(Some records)
* Start *

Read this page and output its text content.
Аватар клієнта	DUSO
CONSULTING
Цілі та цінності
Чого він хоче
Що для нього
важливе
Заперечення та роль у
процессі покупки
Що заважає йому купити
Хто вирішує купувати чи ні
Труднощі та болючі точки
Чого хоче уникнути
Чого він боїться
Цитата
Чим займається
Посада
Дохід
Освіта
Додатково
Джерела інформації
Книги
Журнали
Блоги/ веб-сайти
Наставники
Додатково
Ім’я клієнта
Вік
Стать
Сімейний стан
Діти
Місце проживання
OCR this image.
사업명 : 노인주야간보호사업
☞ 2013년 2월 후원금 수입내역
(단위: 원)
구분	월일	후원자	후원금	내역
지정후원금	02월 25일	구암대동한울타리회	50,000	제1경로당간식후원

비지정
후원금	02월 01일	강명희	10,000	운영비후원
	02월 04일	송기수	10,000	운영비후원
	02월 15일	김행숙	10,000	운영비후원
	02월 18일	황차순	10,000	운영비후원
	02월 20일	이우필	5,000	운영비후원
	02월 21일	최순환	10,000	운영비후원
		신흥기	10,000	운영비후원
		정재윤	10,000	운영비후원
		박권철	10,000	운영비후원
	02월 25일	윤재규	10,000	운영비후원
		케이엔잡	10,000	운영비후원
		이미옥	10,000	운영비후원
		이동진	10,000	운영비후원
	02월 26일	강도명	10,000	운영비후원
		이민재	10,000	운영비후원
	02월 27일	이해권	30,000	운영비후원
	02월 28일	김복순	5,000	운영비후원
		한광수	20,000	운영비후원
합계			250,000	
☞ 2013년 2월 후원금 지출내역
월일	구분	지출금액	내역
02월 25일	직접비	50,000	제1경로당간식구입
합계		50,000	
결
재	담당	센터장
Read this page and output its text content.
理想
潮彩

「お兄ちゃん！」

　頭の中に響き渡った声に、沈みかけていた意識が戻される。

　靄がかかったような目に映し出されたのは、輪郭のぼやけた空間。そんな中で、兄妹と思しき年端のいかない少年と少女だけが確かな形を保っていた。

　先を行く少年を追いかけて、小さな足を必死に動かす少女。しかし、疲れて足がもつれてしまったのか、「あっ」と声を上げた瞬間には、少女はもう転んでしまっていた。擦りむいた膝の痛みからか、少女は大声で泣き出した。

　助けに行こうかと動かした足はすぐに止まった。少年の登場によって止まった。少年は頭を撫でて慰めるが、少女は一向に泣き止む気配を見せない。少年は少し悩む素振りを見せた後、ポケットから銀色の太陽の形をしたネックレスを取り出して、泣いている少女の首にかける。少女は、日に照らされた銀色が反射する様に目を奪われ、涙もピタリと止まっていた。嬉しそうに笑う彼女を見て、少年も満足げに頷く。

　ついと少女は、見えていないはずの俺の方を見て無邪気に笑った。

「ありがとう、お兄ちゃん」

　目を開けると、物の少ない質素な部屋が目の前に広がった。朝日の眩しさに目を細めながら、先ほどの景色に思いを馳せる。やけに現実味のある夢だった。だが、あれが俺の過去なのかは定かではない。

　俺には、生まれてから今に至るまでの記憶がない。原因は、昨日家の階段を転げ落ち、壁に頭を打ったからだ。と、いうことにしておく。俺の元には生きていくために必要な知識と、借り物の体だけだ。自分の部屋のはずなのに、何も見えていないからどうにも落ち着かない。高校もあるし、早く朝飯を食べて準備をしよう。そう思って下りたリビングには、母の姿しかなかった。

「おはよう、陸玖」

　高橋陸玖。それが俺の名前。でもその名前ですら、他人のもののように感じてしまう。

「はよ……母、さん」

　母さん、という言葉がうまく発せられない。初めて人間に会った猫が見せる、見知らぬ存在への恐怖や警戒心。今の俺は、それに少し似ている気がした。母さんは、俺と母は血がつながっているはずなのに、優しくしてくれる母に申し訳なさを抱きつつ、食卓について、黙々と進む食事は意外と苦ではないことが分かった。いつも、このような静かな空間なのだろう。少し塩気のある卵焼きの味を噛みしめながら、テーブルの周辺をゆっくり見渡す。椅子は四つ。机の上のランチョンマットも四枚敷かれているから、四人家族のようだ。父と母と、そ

* End *

◆ **WHAT YOU HAVE TO DO**
Transcribe all of the material exactly. Omit nothing.

◆ **ANSWER IN FULL**
Read this page and output its text content.
Аватар клієнта	DUSO
CONSULTING
Цілі та цінності
Чого він хоче
Що для нього
важливе
Заперечення та роль у
процессі покупки
Що заважає йому купити
Хто вирішує купувати чи ні
Труднощі та болючі точки
Чого хоче уникнути
Чого він боїться
Цитата
Чим займається
Посада
Дохід
Освіта
Додатково
Джерела інформації
Книги
Журнали
Блоги/ веб-сайти
Наставники
Додатково
Ім’я клієнта
Вік
Стать
Сімейний стан
Діти
Місце проживання
OCR this image.
사업명 : 노인주야간보호사업
☞ 2013년 2월 후원금 수입내역
(단위: 원)
구분	월일	후원자	후원금	내역
지정후원금	02월 25일	구암대동한울타리회	50,000	제1경로당간식후원

비지정
후원금	02월 01일	강명희	10,000	운영비후원
	02월 04일	송기수	10,000	운영비후원
	02월 15일	김행숙	10,000	운영비후원
	02월 18일	황차순	10,000	운영비후원
	02월 20일	이우필	5,000	운영비후원
	02월 21일	최순환	10,000	운영비후원
		신흥기	10,000	운영비후원
		정재윤	10,000	운영비후원
		박권철	10,000	운영비후원
	02월 25일	윤재규	10,000	운영비후원
		케이엔잡	10,000	운영비후원
		이미옥	10,000	운영비후원
		이동진	10,000	운영비후원
	02월 26일	강도명	10,000	운영비후원
		이민재	10,000	운영비후원
	02월 27일	이해권	30,000	운영비후원
	02월 28일	김복순	5,000	운영비후원
		한광수	20,000	운영비후원
합계			250,000	
☞ 2013년 2월 후원금 지출내역
월일	구분	지출금액	내역
02월 25일	직접비	50,000	제1경로당간식구입
합계		50,000	
결
재	담당	센터장
Read this page and output its text content.
理想
潮彩

「お兄ちゃん！」

　頭の中に響き渡った声に、沈みかけていた意識が戻される。

　靄がかかったような目に映し出されたのは、輪郭のぼやけた空間。そんな中で、兄妹と思しき年端のいかない少年と少女だけが確かな形を保っていた。

　先を行く少年を追いかけて、小さな足を必死に動かす少女。しかし、疲れて足がもつれてしまったのか、「あっ」と声を上げた瞬間には、少女はもう転んでしまっていた。擦りむいた膝の痛みからか、少女は大声で泣き出した。

　助けに行こうかと動かした足はすぐに止まった。少年の登場によって止まった。少年は頭を撫でて慰めるが、少女は一向に泣き止む気配を見せない。少年は少し悩む素振りを見せた後、ポケットから銀色の太陽の形をしたネックレスを取り出して、泣いている少女の首にかける。少女は、日に照らされた銀色が反射する様に目を奪われ、涙もピタリと止まっていた。嬉しそうに笑う彼女を見て、少年も満足げに頷く。

　ついと少女は、見えていないはずの俺の方を見て無邪気に笑った。

「ありがとう、お兄ちゃん」

　目を開けると、物の少ない質素な部屋が目の前に広がった。朝日の眩しさに目を細めながら、先ほどの景色に思いを馳せる。やけに現実味のある夢だった。だが、あれが俺の過去なのかは定かではない。

　俺には、生まれてから今に至るまでの記憶がない。原因は、昨日家の階段を転げ落ち、壁に頭を打ったからだ。と、いうことにしておく。俺の元には生きていくために必要な知識と、借り物の体だけだ。自分の部屋のはずなのに、何も見えていないからどうにも落ち着かない。高校もあるし、早く朝飯を食べて準備をしよう。そう思って下りたリビングには、母の姿しかなかった。

「おはよう、陸玖」

　高橋陸玖。それが俺の名前。でもその名前ですら、他人のもののように感じてしまう。

「はよ……母、さん」

　母さん、という言葉がうまく発せられない。初めて人間に会った猫が見せる、見知らぬ存在への恐怖や警戒心。今の俺は、それに少し似ている気がした。母さんは、俺と母は血がつながっているはずなのに、優しくしてくれる母に申し訳なさを抱きつつ、食卓について、黙々と進む食事は意外と苦ではないことが分かった。いつも、このような静かな空間なのだろう。少し塩気のある卵焼きの味を噛みしめながら、テーブルの周辺をゆっくり見渡す。椅子は四つ。机の上のランチョンマットも四枚敷かれているから、四人家族のようだ。父と母と、そ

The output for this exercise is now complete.